WHAT YOU HAVE TO DO. Copy whichever lines contain the string "fraction".

SOURCE MATERIAL.
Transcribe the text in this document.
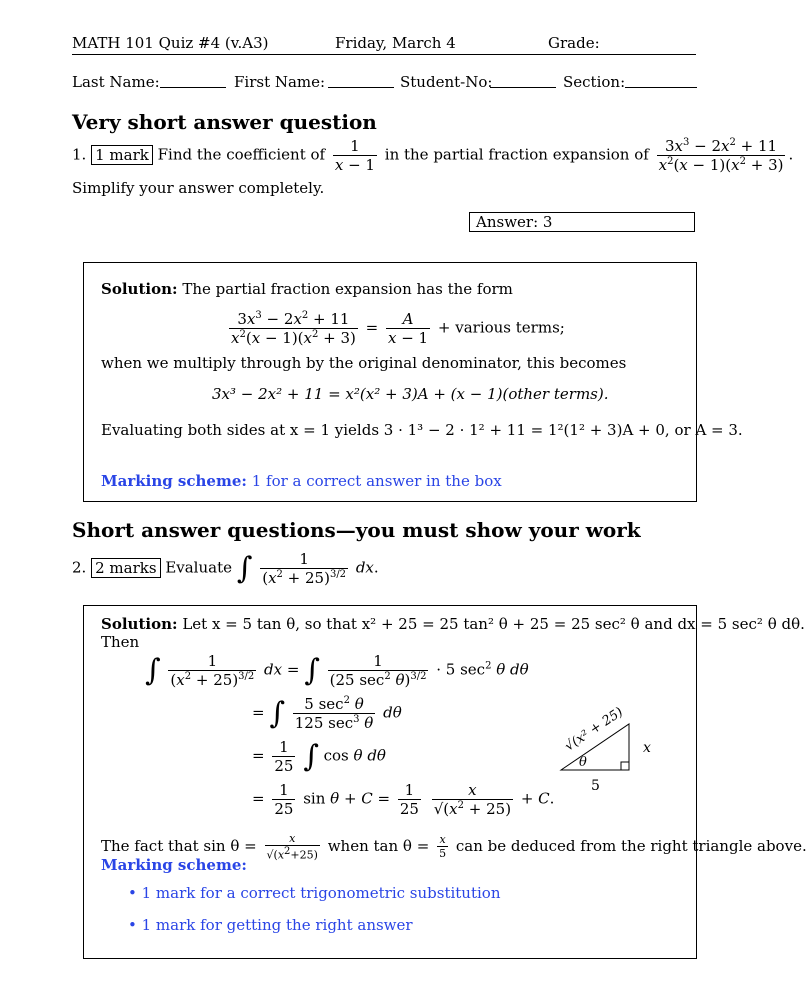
MATH 101 Quiz #4 (v.A3)	Friday, March 4	Grade:
Last Name:	First Name:	Student-No:	Section:
Very short answer question
1. 1 mark Find the coefficient of $\frac{1}{x - 1}$ in the partial fraction expansion of $\frac{3x^3 - 2x^2 + 11}{x^2(x - 1)(x^2 + 3)}$ .
Simplify your answer completely.
Answer: 3
Solution: The partial fraction expansion has the form
$\frac{3x^3 - 2x^2 + 11}{x^2(x - 1)(x^2 + 3)} = \frac{A}{x - 1}$ + various terms;
when we multiply through by the original denominator, this becomes
3x³ − 2x² + 11 = x²(x² + 3)A + (x − 1)(other terms).
Evaluating both sides at x = 1 yields 3 · 1³ − 2 · 1² + 11 = 1²(1² + 3)A + 0, or A = 3.
Marking scheme: 1 for a correct answer in the box
Short answer questions—you must show your work
2. 2 marks Evaluate ∫ $\frac{1}{(x^2 + 25)^{3/2}}$ dx.
Solution: Let x = 5 tan θ, so that x² + 25 = 25 tan² θ + 25 = 25 sec² θ and dx = 5 sec² θ dθ.
Then
∫ $\frac{1}{(x^2 + 25)^{3/2}}$ dx = ∫ $\frac{1}{(25 \sec^2 \theta)^{3/2}} \cdot 5$ $\sec^2 \theta$ dθ
= ∫ $\frac{5 \sec^2 \theta}{125 \sec^3 \theta}$ dθ
= $\frac{1}{25}$ ∫ cos θ dθ
= $\frac{1}{25}$ $\sin \theta + C = \frac{1}{25}$
$\frac{x}{√(x^2 + 25)} + C$.
√(x² + 25) x
5
θ
The fact that $\sin \theta = \frac{x}{√(x^2+25)}$ when $\tan \theta = \frac{x}{5}$ can be deduced from the right triangle above.
Marking scheme:
• 1 mark for a correct trigonometric substitution
• 1 mark for getting the right answer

FULL ANSWER.
1. 1 mark Find the coefficient of $\frac{1}{x - 1}$ in the partial fraction expansion of $\frac{3x^3 - 2x^2 + 11}{x^2(x - 1)(x^2 + 3)}$ .
Solution: The partial fraction expansion has the form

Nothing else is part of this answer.